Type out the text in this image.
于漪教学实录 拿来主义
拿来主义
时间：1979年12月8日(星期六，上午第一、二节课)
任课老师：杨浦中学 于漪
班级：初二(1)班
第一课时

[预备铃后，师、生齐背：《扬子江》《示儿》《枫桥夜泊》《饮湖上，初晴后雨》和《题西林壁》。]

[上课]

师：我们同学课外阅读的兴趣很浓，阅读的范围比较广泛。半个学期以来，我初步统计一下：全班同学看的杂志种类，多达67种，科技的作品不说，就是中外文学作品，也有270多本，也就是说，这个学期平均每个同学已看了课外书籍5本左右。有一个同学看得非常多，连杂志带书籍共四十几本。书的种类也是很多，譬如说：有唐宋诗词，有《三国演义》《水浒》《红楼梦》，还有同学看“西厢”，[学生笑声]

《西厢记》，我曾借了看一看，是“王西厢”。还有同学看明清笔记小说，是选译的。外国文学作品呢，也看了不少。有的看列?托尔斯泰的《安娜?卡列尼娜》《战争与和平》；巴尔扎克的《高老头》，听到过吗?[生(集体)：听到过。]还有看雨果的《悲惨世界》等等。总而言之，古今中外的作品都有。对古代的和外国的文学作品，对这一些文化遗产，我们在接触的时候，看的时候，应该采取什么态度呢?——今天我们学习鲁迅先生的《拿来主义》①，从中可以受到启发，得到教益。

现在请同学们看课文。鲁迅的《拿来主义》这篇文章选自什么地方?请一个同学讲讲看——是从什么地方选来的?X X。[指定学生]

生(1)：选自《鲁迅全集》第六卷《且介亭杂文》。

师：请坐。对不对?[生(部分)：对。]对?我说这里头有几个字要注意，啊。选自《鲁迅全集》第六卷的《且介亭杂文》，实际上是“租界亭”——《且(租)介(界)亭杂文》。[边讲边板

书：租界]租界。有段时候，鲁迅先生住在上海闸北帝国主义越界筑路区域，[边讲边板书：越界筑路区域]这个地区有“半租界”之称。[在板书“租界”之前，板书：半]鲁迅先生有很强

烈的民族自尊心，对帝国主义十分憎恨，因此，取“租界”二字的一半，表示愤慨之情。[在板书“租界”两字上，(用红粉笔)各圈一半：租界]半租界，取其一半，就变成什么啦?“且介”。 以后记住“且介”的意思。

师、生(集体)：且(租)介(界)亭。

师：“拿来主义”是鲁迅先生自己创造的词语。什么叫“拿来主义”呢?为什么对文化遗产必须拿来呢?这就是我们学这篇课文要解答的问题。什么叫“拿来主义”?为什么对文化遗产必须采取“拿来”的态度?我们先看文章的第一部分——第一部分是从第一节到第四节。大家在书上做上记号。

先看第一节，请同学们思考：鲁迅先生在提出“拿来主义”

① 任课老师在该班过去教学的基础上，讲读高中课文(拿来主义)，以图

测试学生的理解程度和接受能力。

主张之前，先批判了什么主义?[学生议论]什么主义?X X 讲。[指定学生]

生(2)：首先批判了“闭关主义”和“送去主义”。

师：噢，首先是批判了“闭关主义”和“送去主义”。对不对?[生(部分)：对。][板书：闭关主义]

++++++++++

The request: State how many lines of the records above contain the word "送去主义", and give only that number.

Solution to the exercise: 2